Instructions to follow:
Give the entries below again, word for word, and leave out the images.

Data for the task:

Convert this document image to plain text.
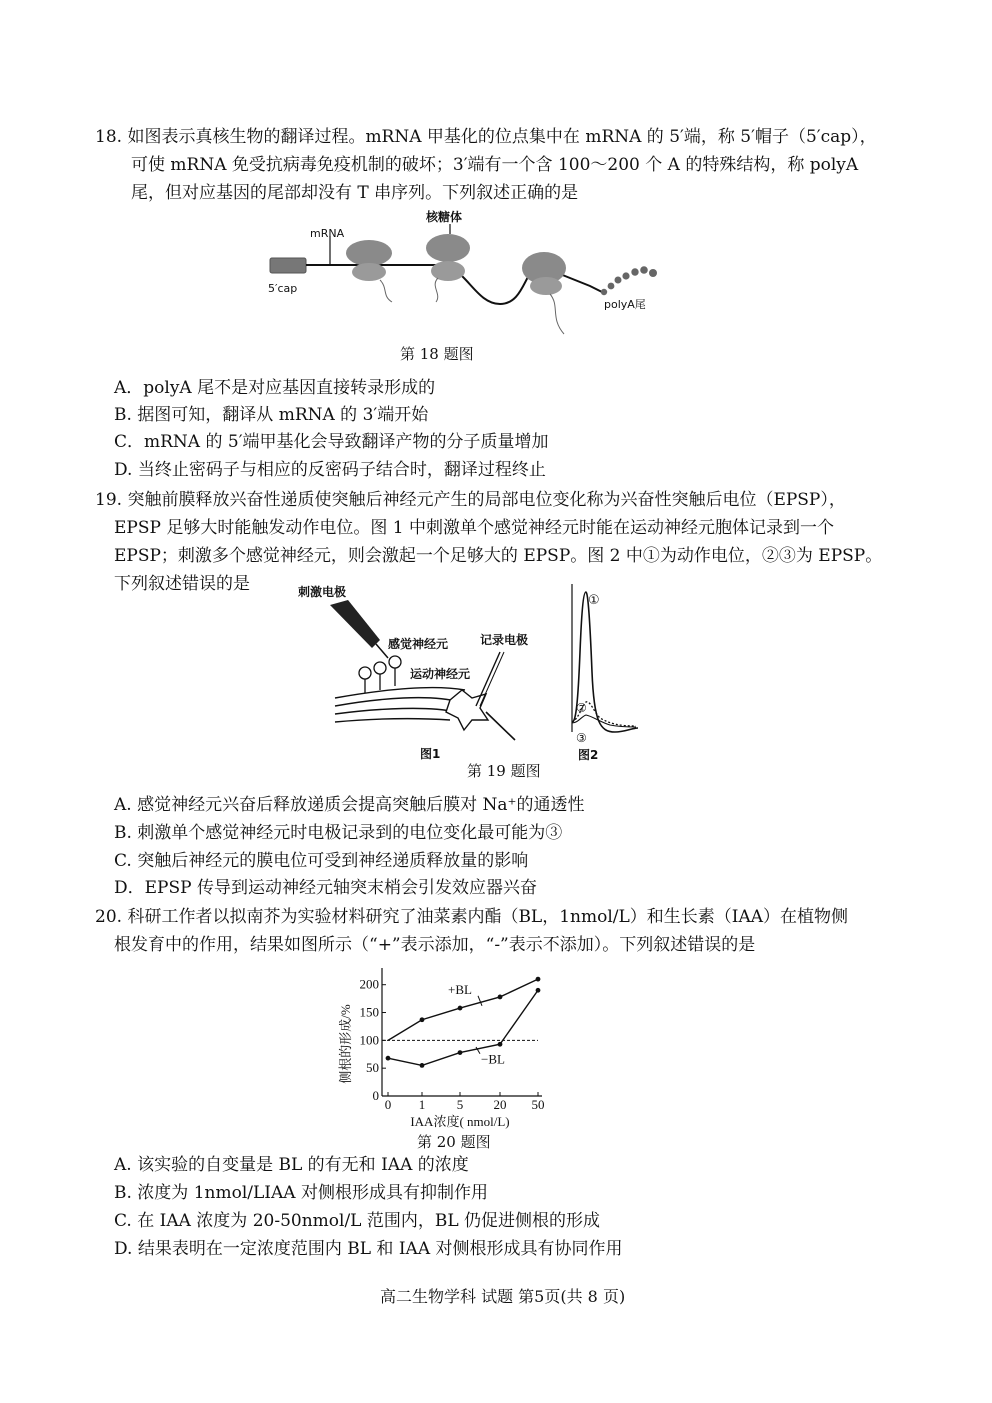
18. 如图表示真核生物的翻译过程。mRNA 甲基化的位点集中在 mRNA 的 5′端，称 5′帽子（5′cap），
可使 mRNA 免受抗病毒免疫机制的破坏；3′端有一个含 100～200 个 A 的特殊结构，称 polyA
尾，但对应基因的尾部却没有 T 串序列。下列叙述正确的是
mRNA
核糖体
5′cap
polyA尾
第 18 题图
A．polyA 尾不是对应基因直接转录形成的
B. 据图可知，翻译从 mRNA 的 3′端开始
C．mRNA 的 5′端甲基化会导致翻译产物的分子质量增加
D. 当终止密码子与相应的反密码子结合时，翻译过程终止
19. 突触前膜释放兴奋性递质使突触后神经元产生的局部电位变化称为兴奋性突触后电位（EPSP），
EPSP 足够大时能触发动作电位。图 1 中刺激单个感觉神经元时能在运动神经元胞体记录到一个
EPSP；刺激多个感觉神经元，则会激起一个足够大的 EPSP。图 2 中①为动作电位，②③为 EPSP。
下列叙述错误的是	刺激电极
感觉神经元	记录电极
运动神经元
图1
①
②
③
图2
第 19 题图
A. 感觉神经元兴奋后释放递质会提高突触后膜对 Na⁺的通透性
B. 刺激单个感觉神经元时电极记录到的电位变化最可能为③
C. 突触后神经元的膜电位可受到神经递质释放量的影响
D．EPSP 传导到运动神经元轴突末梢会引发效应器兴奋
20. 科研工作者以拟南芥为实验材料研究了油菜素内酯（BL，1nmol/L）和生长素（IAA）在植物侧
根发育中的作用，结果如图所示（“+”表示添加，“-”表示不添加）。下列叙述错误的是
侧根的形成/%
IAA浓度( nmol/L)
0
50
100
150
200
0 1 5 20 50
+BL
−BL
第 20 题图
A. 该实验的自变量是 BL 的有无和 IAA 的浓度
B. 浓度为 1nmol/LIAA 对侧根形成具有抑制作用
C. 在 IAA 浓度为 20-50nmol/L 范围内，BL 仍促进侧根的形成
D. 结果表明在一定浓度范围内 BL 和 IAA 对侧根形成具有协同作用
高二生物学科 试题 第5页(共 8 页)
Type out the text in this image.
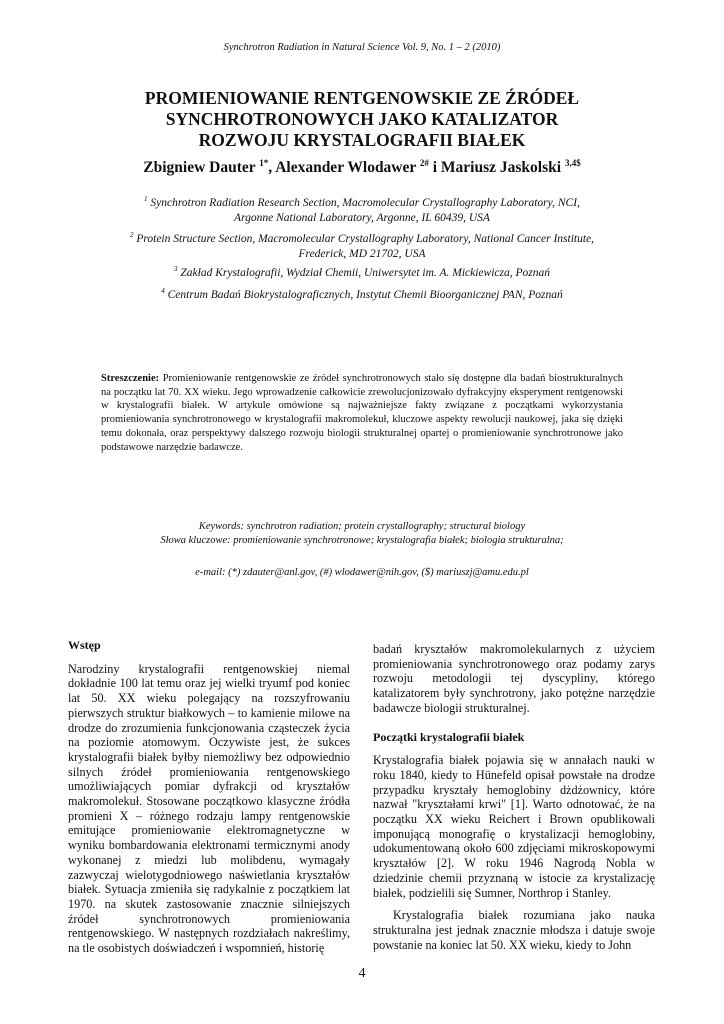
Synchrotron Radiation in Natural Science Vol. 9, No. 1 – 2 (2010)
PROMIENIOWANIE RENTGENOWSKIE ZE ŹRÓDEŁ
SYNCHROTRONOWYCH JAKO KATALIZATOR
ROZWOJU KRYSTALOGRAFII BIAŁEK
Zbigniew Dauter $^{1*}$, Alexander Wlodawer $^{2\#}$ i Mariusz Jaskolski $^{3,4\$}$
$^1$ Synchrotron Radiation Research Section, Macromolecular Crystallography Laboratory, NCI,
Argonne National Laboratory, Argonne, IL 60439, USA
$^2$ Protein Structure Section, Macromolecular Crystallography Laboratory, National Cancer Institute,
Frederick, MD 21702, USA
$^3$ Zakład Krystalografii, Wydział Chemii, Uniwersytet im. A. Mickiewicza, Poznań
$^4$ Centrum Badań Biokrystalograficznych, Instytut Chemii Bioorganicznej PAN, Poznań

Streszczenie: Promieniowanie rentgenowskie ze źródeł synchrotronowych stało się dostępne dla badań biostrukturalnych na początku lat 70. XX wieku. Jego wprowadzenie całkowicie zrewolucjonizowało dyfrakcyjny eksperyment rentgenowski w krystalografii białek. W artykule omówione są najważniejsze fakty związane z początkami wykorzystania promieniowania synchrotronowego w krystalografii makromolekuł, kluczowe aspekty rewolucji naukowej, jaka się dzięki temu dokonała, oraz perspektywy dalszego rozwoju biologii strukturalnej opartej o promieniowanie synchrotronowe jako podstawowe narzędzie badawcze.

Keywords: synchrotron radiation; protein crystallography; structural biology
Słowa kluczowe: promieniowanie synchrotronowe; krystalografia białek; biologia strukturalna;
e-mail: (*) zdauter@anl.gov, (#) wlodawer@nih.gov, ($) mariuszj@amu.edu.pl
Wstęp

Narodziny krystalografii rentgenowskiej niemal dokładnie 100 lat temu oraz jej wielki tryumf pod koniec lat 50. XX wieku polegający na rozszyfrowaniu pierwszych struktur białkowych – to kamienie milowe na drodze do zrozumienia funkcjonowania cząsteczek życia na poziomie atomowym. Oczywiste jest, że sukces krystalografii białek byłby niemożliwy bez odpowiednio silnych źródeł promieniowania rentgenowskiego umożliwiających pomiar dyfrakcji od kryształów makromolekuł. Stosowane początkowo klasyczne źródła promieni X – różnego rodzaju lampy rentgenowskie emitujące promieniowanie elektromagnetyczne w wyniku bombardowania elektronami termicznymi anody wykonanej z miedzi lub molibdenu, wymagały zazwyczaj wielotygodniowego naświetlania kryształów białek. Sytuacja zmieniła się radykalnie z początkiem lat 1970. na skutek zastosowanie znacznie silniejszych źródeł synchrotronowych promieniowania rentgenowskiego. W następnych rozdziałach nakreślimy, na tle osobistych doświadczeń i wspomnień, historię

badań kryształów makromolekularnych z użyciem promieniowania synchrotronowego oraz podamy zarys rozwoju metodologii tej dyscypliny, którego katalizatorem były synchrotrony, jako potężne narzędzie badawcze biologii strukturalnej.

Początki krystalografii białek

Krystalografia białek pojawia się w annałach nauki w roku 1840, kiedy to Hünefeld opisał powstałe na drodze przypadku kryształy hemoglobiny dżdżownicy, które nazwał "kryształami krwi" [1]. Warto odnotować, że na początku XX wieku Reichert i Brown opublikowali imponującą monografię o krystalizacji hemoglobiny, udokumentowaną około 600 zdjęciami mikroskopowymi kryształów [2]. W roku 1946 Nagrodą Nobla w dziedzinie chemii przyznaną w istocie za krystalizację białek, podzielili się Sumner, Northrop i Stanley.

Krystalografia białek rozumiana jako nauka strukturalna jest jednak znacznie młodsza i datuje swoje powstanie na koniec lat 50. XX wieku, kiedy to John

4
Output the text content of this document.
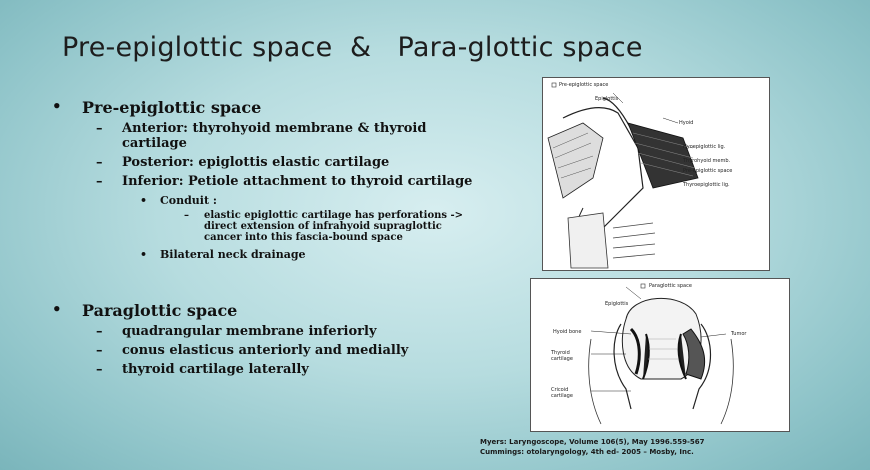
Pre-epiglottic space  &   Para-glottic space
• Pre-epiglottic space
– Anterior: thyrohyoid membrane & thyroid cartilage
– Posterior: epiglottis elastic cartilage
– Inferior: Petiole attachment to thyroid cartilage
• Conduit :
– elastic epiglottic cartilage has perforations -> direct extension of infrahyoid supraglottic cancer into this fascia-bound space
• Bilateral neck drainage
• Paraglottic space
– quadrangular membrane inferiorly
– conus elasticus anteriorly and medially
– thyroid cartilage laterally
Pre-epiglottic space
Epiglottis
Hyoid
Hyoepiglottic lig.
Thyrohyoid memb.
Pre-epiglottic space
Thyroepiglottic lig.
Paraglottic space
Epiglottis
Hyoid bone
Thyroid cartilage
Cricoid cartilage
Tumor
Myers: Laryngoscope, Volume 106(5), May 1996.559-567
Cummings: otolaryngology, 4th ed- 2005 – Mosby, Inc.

Exercise solution:
Convert this document image to plain text.
18. 如图表示真核生物的翻译过程。mRNA 甲基化的位点集中在 mRNA 的 5′端，称 5′帽子（5′cap），
可使 mRNA 免受抗病毒免疫机制的破坏；3′端有一个含 100～200 个 A 的特殊结构，称 polyA
尾，但对应基因的尾部却没有 T 串序列。下列叙述正确的是
mRNA
核糖体
5′cap
polyA尾
第 18 题图
A．polyA 尾不是对应基因直接转录形成的
B. 据图可知，翻译从 mRNA 的 3′端开始
C．mRNA 的 5′端甲基化会导致翻译产物的分子质量增加
D. 当终止密码子与相应的反密码子结合时，翻译过程终止
19. 突触前膜释放兴奋性递质使突触后神经元产生的局部电位变化称为兴奋性突触后电位（EPSP），
EPSP 足够大时能触发动作电位。图 1 中刺激单个感觉神经元时能在运动神经元胞体记录到一个
EPSP；刺激多个感觉神经元，则会激起一个足够大的 EPSP。图 2 中①为动作电位，②③为 EPSP。
下列叙述错误的是	刺激电极
感觉神经元	记录电极
运动神经元
图1
①
②
③
图2
第 19 题图
A. 感觉神经元兴奋后释放递质会提高突触后膜对 Na⁺的通透性
B. 刺激单个感觉神经元时电极记录到的电位变化最可能为③
C. 突触后神经元的膜电位可受到神经递质释放量的影响
D．EPSP 传导到运动神经元轴突末梢会引发效应器兴奋
20. 科研工作者以拟南芥为实验材料研究了油菜素内酯（BL，1nmol/L）和生长素（IAA）在植物侧
根发育中的作用，结果如图所示（“+”表示添加，“-”表示不添加）。下列叙述错误的是
侧根的形成/%
IAA浓度( nmol/L)
0
50
100
150
200
0 1 5 20 50
+BL
−BL
第 20 题图
A. 该实验的自变量是 BL 的有无和 IAA 的浓度
B. 浓度为 1nmol/LIAA 对侧根形成具有抑制作用
C. 在 IAA 浓度为 20-50nmol/L 范围内，BL 仍促进侧根的形成
D. 结果表明在一定浓度范围内 BL 和 IAA 对侧根形成具有协同作用
高二生物学科 试题 第5页(共 8 页)
Type out the text in this image.
Synchrotron Radiation in Natural Science Vol. 9, No. 1 – 2 (2010)
PROMIENIOWANIE RENTGENOWSKIE ZE ŹRÓDEŁ
SYNCHROTRONOWYCH JAKO KATALIZATOR
ROZWOJU KRYSTALOGRAFII BIAŁEK
Zbigniew Dauter $^{1*}$, Alexander Wlodawer $^{2\#}$ i Mariusz Jaskolski $^{3,4\$}$
$^1$ Synchrotron Radiation Research Section, Macromolecular Crystallography Laboratory, NCI,
Argonne National Laboratory, Argonne, IL 60439, USA
$^2$ Protein Structure Section, Macromolecular Crystallography Laboratory, National Cancer Institute,
Frederick, MD 21702, USA
$^3$ Zakład Krystalografii, Wydział Chemii, Uniwersytet im. A. Mickiewicza, Poznań
$^4$ Centrum Badań Biokrystalograficznych, Instytut Chemii Bioorganicznej PAN, Poznań

Streszczenie: Promieniowanie rentgenowskie ze źródeł synchrotronowych stało się dostępne dla badań biostrukturalnych na początku lat 70. XX wieku. Jego wprowadzenie całkowicie zrewolucjonizowało dyfrakcyjny eksperyment rentgenowski w krystalografii białek. W artykule omówione są najważniejsze fakty związane z początkami wykorzystania promieniowania synchrotronowego w krystalografii makromolekuł, kluczowe aspekty rewolucji naukowej, jaka się dzięki temu dokonała, oraz perspektywy dalszego rozwoju biologii strukturalnej opartej o promieniowanie synchrotronowe jako podstawowe narzędzie badawcze.

Keywords: synchrotron radiation; protein crystallography; structural biology
Słowa kluczowe: promieniowanie synchrotronowe; krystalografia białek; biologia strukturalna;
e-mail: (*) zdauter@anl.gov, (#) wlodawer@nih.gov, ($) mariuszj@amu.edu.pl
Wstęp

Narodziny krystalografii rentgenowskiej niemal dokładnie 100 lat temu oraz jej wielki tryumf pod koniec lat 50. XX wieku polegający na rozszyfrowaniu pierwszych struktur białkowych – to kamienie milowe na drodze do zrozumienia funkcjonowania cząsteczek życia na poziomie atomowym. Oczywiste jest, że sukces krystalografii białek byłby niemożliwy bez odpowiednio silnych źródeł promieniowania rentgenowskiego umożliwiających pomiar dyfrakcji od kryształów makromolekuł. Stosowane początkowo klasyczne źródła promieni X – różnego rodzaju lampy rentgenowskie emitujące promieniowanie elektromagnetyczne w wyniku bombardowania elektronami termicznymi anody wykonanej z miedzi lub molibdenu, wymagały zazwyczaj wielotygodniowego naświetlania kryształów białek. Sytuacja zmieniła się radykalnie z początkiem lat 1970. na skutek zastosowanie znacznie silniejszych źródeł synchrotronowych promieniowania rentgenowskiego. W następnych rozdziałach nakreślimy, na tle osobistych doświadczeń i wspomnień, historię

badań kryształów makromolekularnych z użyciem promieniowania synchrotronowego oraz podamy zarys rozwoju metodologii tej dyscypliny, którego katalizatorem były synchrotrony, jako potężne narzędzie badawcze biologii strukturalnej.

Początki krystalografii białek

Krystalografia białek pojawia się w annałach nauki w roku 1840, kiedy to Hünefeld opisał powstałe na drodze przypadku kryształy hemoglobiny dżdżownicy, które nazwał "kryształami krwi" [1]. Warto odnotować, że na początku XX wieku Reichert i Brown opublikowali imponującą monografię o krystalizacji hemoglobiny, udokumentowaną około 600 zdjęciami mikroskopowymi kryształów [2]. W roku 1946 Nagrodą Nobla w dziedzinie chemii przyznaną w istocie za krystalizację białek, podzielili się Sumner, Northrop i Stanley.

Krystalografia białek rozumiana jako nauka strukturalna jest jednak znacznie młodsza i datuje swoje powstanie na koniec lat 50. XX wieku, kiedy to John

4
Output the text content of this document.
Pre-epiglottic space  &   Para-glottic space
• Pre-epiglottic space
– Anterior: thyrohyoid membrane & thyroid cartilage
– Posterior: epiglottis elastic cartilage
– Inferior: Petiole attachment to thyroid cartilage
• Conduit :
– elastic epiglottic cartilage has perforations -> direct extension of infrahyoid supraglottic cancer into this fascia-bound space
• Bilateral neck drainage
• Paraglottic space
– quadrangular membrane inferiorly
– conus elasticus anteriorly and medially
– thyroid cartilage laterally
Pre-epiglottic space
Epiglottis
Hyoid
Hyoepiglottic lig.
Thyrohyoid memb.
Pre-epiglottic space
Thyroepiglottic lig.
Paraglottic space
Epiglottis
Hyoid bone
Thyroid cartilage
Cricoid cartilage
Tumor
Myers: Laryngoscope, Volume 106(5), May 1996.559-567
Cummings: otolaryngology, 4th ed- 2005 – Mosby, Inc.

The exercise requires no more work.